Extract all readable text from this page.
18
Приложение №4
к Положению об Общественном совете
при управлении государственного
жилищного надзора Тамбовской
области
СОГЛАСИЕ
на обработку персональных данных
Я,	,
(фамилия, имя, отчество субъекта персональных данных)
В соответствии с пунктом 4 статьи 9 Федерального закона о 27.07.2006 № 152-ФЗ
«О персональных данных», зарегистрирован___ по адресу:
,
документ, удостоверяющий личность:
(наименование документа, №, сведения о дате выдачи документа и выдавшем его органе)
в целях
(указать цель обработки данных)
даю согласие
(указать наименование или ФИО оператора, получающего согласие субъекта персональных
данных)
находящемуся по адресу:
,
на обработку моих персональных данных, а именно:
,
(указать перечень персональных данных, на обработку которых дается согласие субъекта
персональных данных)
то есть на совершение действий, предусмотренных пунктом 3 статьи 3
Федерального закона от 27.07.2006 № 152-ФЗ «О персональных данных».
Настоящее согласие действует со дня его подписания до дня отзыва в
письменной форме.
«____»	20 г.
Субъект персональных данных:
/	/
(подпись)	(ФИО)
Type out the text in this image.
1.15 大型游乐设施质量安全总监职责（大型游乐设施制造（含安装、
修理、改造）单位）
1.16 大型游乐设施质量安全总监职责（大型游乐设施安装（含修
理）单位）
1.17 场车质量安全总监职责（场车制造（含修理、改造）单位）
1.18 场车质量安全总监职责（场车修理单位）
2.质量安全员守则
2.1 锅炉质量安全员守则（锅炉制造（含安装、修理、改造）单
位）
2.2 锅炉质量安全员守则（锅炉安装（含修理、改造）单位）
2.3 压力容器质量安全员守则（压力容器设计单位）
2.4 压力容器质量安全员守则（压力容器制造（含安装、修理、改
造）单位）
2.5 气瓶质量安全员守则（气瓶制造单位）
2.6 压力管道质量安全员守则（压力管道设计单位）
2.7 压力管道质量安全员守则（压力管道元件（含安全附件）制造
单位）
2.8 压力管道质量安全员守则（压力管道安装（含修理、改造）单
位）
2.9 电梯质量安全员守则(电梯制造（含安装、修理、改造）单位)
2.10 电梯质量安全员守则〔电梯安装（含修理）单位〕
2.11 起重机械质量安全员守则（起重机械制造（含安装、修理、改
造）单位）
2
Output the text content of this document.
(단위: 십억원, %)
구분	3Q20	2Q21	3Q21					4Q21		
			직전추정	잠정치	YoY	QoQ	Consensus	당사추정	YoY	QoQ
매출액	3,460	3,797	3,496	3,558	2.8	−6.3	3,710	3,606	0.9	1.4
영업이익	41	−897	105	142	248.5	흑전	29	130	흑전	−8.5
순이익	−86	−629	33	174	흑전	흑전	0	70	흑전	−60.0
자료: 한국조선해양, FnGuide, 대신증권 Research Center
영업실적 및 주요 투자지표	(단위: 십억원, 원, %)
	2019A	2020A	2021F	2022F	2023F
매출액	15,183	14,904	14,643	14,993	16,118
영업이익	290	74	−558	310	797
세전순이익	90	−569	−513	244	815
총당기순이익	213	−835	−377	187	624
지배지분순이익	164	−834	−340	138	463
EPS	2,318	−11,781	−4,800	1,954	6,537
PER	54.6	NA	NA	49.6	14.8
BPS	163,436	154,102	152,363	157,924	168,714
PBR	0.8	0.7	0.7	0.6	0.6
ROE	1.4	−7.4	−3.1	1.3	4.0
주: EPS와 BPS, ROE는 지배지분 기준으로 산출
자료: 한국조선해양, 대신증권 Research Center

════

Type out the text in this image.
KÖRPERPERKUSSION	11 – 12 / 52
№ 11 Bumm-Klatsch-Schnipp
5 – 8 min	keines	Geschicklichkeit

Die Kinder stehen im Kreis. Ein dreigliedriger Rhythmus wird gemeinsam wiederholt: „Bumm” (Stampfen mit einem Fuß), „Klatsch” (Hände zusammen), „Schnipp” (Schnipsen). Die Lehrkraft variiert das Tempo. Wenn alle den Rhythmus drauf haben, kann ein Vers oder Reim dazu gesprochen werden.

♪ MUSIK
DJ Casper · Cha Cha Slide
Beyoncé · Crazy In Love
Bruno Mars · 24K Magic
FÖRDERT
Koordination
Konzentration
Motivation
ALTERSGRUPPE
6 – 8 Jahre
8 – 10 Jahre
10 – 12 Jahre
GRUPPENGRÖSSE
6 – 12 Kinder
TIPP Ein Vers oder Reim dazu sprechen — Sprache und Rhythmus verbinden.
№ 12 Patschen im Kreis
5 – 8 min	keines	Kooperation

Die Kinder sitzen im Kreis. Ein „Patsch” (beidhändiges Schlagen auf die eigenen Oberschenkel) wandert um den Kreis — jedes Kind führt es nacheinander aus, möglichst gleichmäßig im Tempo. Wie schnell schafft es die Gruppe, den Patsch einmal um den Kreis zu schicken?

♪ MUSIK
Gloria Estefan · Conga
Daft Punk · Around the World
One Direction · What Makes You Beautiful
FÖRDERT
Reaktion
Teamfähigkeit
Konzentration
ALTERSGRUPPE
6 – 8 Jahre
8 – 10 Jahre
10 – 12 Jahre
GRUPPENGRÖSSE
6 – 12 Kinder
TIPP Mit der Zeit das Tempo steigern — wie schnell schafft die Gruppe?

════

> [WHAT THE TASK ASKS] Copy every line of the listing that contains the word "场车质量安全总监职责".

> [FULL RESPONSE]
1.17 场车质量安全总监职责（场车制造（含修理、改造）单位）
1.18 场车质量安全总监职责（场车修理单位）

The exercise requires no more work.